— Begin —

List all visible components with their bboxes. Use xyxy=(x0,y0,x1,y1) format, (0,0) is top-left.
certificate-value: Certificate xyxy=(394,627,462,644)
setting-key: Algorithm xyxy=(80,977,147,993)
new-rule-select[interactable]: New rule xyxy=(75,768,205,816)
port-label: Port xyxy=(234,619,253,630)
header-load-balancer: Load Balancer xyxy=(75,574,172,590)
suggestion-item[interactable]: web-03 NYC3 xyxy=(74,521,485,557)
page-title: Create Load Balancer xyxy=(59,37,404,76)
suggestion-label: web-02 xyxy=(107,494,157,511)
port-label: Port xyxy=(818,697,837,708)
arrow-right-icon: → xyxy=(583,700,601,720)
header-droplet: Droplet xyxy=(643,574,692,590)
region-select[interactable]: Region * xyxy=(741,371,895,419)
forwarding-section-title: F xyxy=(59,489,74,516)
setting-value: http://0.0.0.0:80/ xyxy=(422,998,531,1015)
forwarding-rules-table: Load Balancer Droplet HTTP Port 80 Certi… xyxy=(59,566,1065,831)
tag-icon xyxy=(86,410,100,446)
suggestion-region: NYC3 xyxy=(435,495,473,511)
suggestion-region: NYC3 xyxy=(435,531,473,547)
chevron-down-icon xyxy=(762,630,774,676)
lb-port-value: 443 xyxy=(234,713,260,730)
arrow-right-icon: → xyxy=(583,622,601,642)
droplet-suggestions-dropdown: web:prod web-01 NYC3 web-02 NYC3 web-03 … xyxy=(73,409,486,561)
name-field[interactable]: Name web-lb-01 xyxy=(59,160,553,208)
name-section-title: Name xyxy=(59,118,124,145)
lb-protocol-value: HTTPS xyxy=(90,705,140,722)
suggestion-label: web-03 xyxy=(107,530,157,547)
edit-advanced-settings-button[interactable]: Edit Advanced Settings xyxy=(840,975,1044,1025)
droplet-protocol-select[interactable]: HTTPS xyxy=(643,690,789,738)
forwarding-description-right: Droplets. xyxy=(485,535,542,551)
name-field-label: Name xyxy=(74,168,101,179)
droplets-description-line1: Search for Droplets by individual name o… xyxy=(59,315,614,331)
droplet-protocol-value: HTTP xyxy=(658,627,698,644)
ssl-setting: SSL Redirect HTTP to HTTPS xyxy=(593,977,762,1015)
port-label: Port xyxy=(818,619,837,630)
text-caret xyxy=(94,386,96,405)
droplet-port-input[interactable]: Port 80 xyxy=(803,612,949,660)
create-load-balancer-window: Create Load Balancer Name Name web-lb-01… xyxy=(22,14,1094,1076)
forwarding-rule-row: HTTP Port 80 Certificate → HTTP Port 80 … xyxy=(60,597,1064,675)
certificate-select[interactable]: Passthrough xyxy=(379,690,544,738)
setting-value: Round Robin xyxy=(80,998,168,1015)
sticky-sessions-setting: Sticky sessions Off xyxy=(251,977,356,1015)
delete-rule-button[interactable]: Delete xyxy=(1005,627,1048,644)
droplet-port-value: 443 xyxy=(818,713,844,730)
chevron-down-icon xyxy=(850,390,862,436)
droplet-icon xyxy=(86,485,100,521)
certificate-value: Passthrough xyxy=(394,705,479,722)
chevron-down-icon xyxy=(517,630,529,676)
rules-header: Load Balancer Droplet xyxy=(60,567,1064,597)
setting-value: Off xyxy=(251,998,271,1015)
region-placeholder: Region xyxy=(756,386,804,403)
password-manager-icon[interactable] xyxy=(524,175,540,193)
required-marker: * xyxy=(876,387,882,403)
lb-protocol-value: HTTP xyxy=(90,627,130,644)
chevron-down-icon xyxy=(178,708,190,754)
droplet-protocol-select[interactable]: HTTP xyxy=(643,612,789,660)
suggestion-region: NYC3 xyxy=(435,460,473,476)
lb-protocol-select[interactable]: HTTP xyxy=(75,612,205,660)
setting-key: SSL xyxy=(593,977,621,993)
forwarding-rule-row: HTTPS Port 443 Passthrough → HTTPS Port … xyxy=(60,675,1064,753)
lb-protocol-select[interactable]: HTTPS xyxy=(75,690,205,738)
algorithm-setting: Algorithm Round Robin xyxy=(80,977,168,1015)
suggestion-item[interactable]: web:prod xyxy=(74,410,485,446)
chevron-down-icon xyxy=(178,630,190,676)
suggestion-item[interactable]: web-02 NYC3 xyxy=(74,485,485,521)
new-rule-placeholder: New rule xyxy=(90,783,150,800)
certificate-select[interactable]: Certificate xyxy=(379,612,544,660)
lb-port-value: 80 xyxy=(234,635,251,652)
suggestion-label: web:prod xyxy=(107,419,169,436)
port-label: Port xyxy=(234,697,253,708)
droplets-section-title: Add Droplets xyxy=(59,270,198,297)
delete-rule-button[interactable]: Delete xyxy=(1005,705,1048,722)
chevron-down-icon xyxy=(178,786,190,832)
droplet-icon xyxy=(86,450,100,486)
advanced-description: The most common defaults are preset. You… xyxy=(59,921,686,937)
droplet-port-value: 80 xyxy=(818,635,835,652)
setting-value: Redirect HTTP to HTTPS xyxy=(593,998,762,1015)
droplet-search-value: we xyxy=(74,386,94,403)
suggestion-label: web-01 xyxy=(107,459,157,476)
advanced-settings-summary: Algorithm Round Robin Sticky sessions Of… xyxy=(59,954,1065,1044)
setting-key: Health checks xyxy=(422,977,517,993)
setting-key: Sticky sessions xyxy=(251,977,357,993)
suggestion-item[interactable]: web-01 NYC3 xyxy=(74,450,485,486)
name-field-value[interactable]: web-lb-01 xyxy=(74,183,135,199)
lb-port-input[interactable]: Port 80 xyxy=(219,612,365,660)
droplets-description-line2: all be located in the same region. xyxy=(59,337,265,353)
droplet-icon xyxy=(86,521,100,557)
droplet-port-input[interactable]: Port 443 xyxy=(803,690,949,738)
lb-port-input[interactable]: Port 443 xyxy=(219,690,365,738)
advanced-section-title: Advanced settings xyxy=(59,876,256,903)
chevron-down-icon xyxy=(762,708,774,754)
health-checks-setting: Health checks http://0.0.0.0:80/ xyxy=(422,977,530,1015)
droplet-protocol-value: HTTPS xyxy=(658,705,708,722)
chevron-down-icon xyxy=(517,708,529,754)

— End —

EXERCISE PROMPT
Transcribe every line of the records above, keeping each one identical to its original.

WRITTEN ANSWER
List all visible components with their bboxes. Use xyxy=(x0,y0,x1,y1) format, (0,0) is top-left.
certificate-value: Certificate xyxy=(394,627,462,644)
setting-key: Algorithm xyxy=(80,977,147,993)
new-rule-select[interactable]: New rule xyxy=(75,768,205,816)
port-label: Port xyxy=(234,619,253,630)
header-load-balancer: Load Balancer xyxy=(75,574,172,590)
suggestion-item[interactable]: web-03 NYC3 xyxy=(74,521,485,557)
page-title: Create Load Balancer xyxy=(59,37,404,76)
suggestion-label: web-02 xyxy=(107,494,157,511)
port-label: Port xyxy=(818,697,837,708)
arrow-right-icon: → xyxy=(583,700,601,720)
header-droplet: Droplet xyxy=(643,574,692,590)
region-select[interactable]: Region * xyxy=(741,371,895,419)
forwarding-section-title: F xyxy=(59,489,74,516)
setting-value: http://0.0.0.0:80/ xyxy=(422,998,531,1015)
forwarding-rules-table: Load Balancer Droplet HTTP Port 80 Certi… xyxy=(59,566,1065,831)
tag-icon xyxy=(86,410,100,446)
suggestion-region: NYC3 xyxy=(435,495,473,511)
suggestion-region: NYC3 xyxy=(435,531,473,547)
chevron-down-icon xyxy=(762,630,774,676)
lb-port-value: 443 xyxy=(234,713,260,730)
arrow-right-icon: → xyxy=(583,622,601,642)
droplet-suggestions-dropdown: web:prod web-01 NYC3 web-02 NYC3 web-03 … xyxy=(73,409,486,561)
name-field[interactable]: Name web-lb-01 xyxy=(59,160,553,208)
name-section-title: Name xyxy=(59,118,124,145)
lb-protocol-value: HTTPS xyxy=(90,705,140,722)
suggestion-label: web-03 xyxy=(107,530,157,547)
edit-advanced-settings-button[interactable]: Edit Advanced Settings xyxy=(840,975,1044,1025)
droplet-protocol-select[interactable]: HTTPS xyxy=(643,690,789,738)
forwarding-description-right: Droplets. xyxy=(485,535,542,551)
name-field-label: Name xyxy=(74,168,101,179)
droplets-description-line1: Search for Droplets by individual name o… xyxy=(59,315,614,331)
droplet-protocol-value: HTTP xyxy=(658,627,698,644)
ssl-setting: SSL Redirect HTTP to HTTPS xyxy=(593,977,762,1015)
port-label: Port xyxy=(818,619,837,630)
text-caret xyxy=(94,386,96,405)
droplet-port-input[interactable]: Port 80 xyxy=(803,612,949,660)
create-load-balancer-window: Create Load Balancer Name Name web-lb-01… xyxy=(22,14,1094,1076)
forwarding-rule-row: HTTP Port 80 Certificate → HTTP Port 80 … xyxy=(60,597,1064,675)
certificate-select[interactable]: Passthrough xyxy=(379,690,544,738)
setting-value: Round Robin xyxy=(80,998,168,1015)
sticky-sessions-setting: Sticky sessions Off xyxy=(251,977,356,1015)
delete-rule-button[interactable]: Delete xyxy=(1005,627,1048,644)
droplet-port-value: 443 xyxy=(818,713,844,730)
chevron-down-icon xyxy=(850,390,862,436)
droplet-icon xyxy=(86,485,100,521)
certificate-value: Passthrough xyxy=(394,705,479,722)
chevron-down-icon xyxy=(517,630,529,676)
rules-header: Load Balancer Droplet xyxy=(60,567,1064,597)
setting-value: Off xyxy=(251,998,271,1015)
region-placeholder: Region xyxy=(756,386,804,403)
password-manager-icon[interactable] xyxy=(524,175,540,193)
required-marker: * xyxy=(876,387,882,403)
lb-protocol-value: HTTP xyxy=(90,627,130,644)
chevron-down-icon xyxy=(178,708,190,754)
droplet-protocol-select[interactable]: HTTP xyxy=(643,612,789,660)
suggestion-region: NYC3 xyxy=(435,460,473,476)
lb-protocol-select[interactable]: HTTP xyxy=(75,612,205,660)
setting-key: SSL xyxy=(593,977,621,993)
forwarding-rule-row: HTTPS Port 443 Passthrough → HTTPS Port … xyxy=(60,675,1064,753)
lb-protocol-select[interactable]: HTTPS xyxy=(75,690,205,738)
algorithm-setting: Algorithm Round Robin xyxy=(80,977,168,1015)
suggestion-item[interactable]: web:prod xyxy=(74,410,485,446)
chevron-down-icon xyxy=(178,630,190,676)
suggestion-item[interactable]: web-02 NYC3 xyxy=(74,485,485,521)
new-rule-placeholder: New rule xyxy=(90,783,150,800)
certificate-select[interactable]: Certificate xyxy=(379,612,544,660)
lb-port-value: 80 xyxy=(234,635,251,652)
suggestion-label: web:prod xyxy=(107,419,169,436)
port-label: Port xyxy=(234,697,253,708)
droplets-section-title: Add Droplets xyxy=(59,270,198,297)
delete-rule-button[interactable]: Delete xyxy=(1005,705,1048,722)
chevron-down-icon xyxy=(178,786,190,832)
droplet-icon xyxy=(86,450,100,486)
advanced-description: The most common defaults are preset. You… xyxy=(59,921,686,937)
droplet-port-value: 80 xyxy=(818,635,835,652)
setting-value: Redirect HTTP to HTTPS xyxy=(593,998,762,1015)
droplet-search-value: we xyxy=(74,386,94,403)
suggestion-label: web-01 xyxy=(107,459,157,476)
advanced-settings-summary: Algorithm Round Robin Sticky sessions Of… xyxy=(59,954,1065,1044)
setting-key: Health checks xyxy=(422,977,517,993)
setting-key: Sticky sessions xyxy=(251,977,357,993)
suggestion-item[interactable]: web-01 NYC3 xyxy=(74,450,485,486)
name-field-value[interactable]: web-lb-01 xyxy=(74,183,135,199)
lb-port-input[interactable]: Port 80 xyxy=(219,612,365,660)
droplets-description-line2: all be located in the same region. xyxy=(59,337,265,353)
droplet-icon xyxy=(86,521,100,557)
droplet-port-input[interactable]: Port 443 xyxy=(803,690,949,738)
lb-port-input[interactable]: Port 443 xyxy=(219,690,365,738)
advanced-section-title: Advanced settings xyxy=(59,876,256,903)
chevron-down-icon xyxy=(762,708,774,754)
health-checks-setting: Health checks http://0.0.0.0:80/ xyxy=(422,977,530,1015)
droplet-protocol-value: HTTPS xyxy=(658,705,708,722)
chevron-down-icon xyxy=(517,708,529,754)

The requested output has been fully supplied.